● Aim of the task
How many lines in the entries below include the string "Федерации"? Answer with the number only.

● Extracted records

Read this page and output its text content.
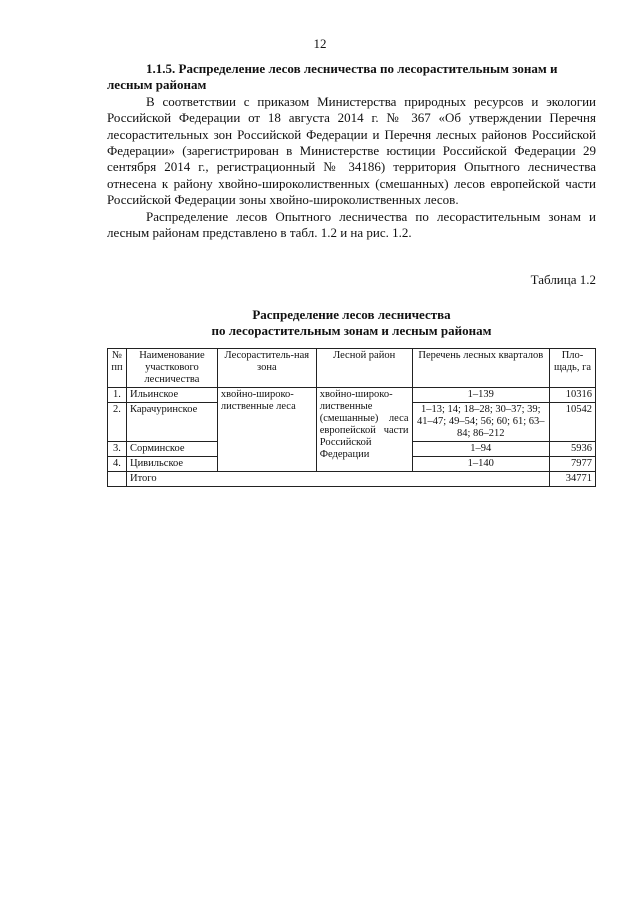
12

1.1.5. Распределение лесов лесничества по лесорастительным зонам и
лесным районам

В соответствии с приказом Министерства природных ресурсов и экологии Российской Федерации от 18 августа 2014 г. № 367 «Об утверждении Перечня лесорастительных зон Российской Федерации и Перечня лесных районов Российской Федерации» (зарегистрирован в Министерстве юстиции Российской Федерации 29 сентября 2014 г., регистрационный № 34186) территория Опытного лесничества отнесена к району хвойно-широколиственных (смешанных) лесов европейской части Российской Федерации зоны хвойно-широколиственных лесов.

Распределение лесов Опытного лесничества по лесорастительным зонам и лесным районам представлено в табл. 1.2 и на рис. 1.2.

Таблица 1.2
Распределение лесов лесничества
по лесорастительным зонам и лесным районам
№ пп	Наименование участкового лесничества	Лесораститель-ная зона	Лесной район	Перечень лесных кварталов	Пло-щадь, га
1.	Ильинское	хвойно-широко-лиственные леса	хвойно-широко-лиственные (смешанные) леса европейской части Российской Федерации	1–139	10316
2.	Карачуринское			1–13; 14; 18–28; 30–37; 39; 41–47; 49–54; 56; 60; 61; 63–84; 86–212	10542
3.	Сорминское			1–94	5936
4.	Цивильское			1–140	7977
	Итого				34771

● Answer to the exercise
2